→ **SUPPLIED DATA**:
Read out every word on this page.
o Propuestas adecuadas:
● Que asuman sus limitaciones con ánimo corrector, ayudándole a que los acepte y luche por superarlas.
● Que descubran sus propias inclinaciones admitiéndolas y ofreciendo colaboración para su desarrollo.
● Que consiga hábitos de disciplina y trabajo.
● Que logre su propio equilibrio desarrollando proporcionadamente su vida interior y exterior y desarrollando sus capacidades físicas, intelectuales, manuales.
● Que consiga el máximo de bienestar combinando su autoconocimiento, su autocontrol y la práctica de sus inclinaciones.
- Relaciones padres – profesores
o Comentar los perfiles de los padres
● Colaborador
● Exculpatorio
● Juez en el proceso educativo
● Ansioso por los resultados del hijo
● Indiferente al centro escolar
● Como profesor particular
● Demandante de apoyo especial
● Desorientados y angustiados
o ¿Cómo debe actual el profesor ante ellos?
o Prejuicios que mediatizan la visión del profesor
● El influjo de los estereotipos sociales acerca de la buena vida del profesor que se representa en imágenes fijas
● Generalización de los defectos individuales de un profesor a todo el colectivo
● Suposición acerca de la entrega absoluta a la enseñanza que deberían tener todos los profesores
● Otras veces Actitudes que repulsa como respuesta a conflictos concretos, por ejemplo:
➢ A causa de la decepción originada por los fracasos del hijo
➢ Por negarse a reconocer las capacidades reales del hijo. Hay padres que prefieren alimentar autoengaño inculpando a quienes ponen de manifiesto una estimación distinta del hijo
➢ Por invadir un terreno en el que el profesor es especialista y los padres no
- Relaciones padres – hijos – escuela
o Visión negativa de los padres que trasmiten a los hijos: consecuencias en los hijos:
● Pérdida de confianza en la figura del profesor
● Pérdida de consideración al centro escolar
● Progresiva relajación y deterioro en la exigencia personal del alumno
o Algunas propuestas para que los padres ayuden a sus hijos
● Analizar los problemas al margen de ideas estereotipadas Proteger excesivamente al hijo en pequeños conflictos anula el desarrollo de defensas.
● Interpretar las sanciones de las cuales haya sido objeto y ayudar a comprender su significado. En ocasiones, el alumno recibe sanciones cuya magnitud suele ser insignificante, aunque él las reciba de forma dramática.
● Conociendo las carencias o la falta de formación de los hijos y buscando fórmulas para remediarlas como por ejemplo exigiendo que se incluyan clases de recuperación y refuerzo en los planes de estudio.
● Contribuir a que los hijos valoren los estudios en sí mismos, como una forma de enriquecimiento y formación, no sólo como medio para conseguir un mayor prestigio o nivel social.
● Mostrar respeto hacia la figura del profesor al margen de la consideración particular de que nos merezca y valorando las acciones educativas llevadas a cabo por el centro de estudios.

→ **WHAT YOU SHOULD DO**: Word for word, retype all of the material.

→ **TASK RESULT**:
Read out every word on this page.
o Propuestas adecuadas:
● Que asuman sus limitaciones con ánimo corrector, ayudándole a que los acepte y luche por superarlas.
● Que descubran sus propias inclinaciones admitiéndolas y ofreciendo colaboración para su desarrollo.
● Que consiga hábitos de disciplina y trabajo.
● Que logre su propio equilibrio desarrollando proporcionadamente su vida interior y exterior y desarrollando sus capacidades físicas, intelectuales, manuales.
● Que consiga el máximo de bienestar combinando su autoconocimiento, su autocontrol y la práctica de sus inclinaciones.
- Relaciones padres – profesores
o Comentar los perfiles de los padres
● Colaborador
● Exculpatorio
● Juez en el proceso educativo
● Ansioso por los resultados del hijo
● Indiferente al centro escolar
● Como profesor particular
● Demandante de apoyo especial
● Desorientados y angustiados
o ¿Cómo debe actual el profesor ante ellos?
o Prejuicios que mediatizan la visión del profesor
● El influjo de los estereotipos sociales acerca de la buena vida del profesor que se representa en imágenes fijas
● Generalización de los defectos individuales de un profesor a todo el colectivo
● Suposición acerca de la entrega absoluta a la enseñanza que deberían tener todos los profesores
● Otras veces Actitudes que repulsa como respuesta a conflictos concretos, por ejemplo:
➢ A causa de la decepción originada por los fracasos del hijo
➢ Por negarse a reconocer las capacidades reales del hijo. Hay padres que prefieren alimentar autoengaño inculpando a quienes ponen de manifiesto una estimación distinta del hijo
➢ Por invadir un terreno en el que el profesor es especialista y los padres no
- Relaciones padres – hijos – escuela
o Visión negativa de los padres que trasmiten a los hijos: consecuencias en los hijos:
● Pérdida de confianza en la figura del profesor
● Pérdida de consideración al centro escolar
● Progresiva relajación y deterioro en la exigencia personal del alumno
o Algunas propuestas para que los padres ayuden a sus hijos
● Analizar los problemas al margen de ideas estereotipadas Proteger excesivamente al hijo en pequeños conflictos anula el desarrollo de defensas.
● Interpretar las sanciones de las cuales haya sido objeto y ayudar a comprender su significado. En ocasiones, el alumno recibe sanciones cuya magnitud suele ser insignificante, aunque él las reciba de forma dramática.
● Conociendo las carencias o la falta de formación de los hijos y buscando fórmulas para remediarlas como por ejemplo exigiendo que se incluyan clases de recuperación y refuerzo en los planes de estudio.
● Contribuir a que los hijos valoren los estudios en sí mismos, como una forma de enriquecimiento y formación, no sólo como medio para conseguir un mayor prestigio o nivel social.
● Mostrar respeto hacia la figura del profesor al margen de la consideración particular de que nos merezca y valorando las acciones educativas llevadas a cabo por el centro de estudios.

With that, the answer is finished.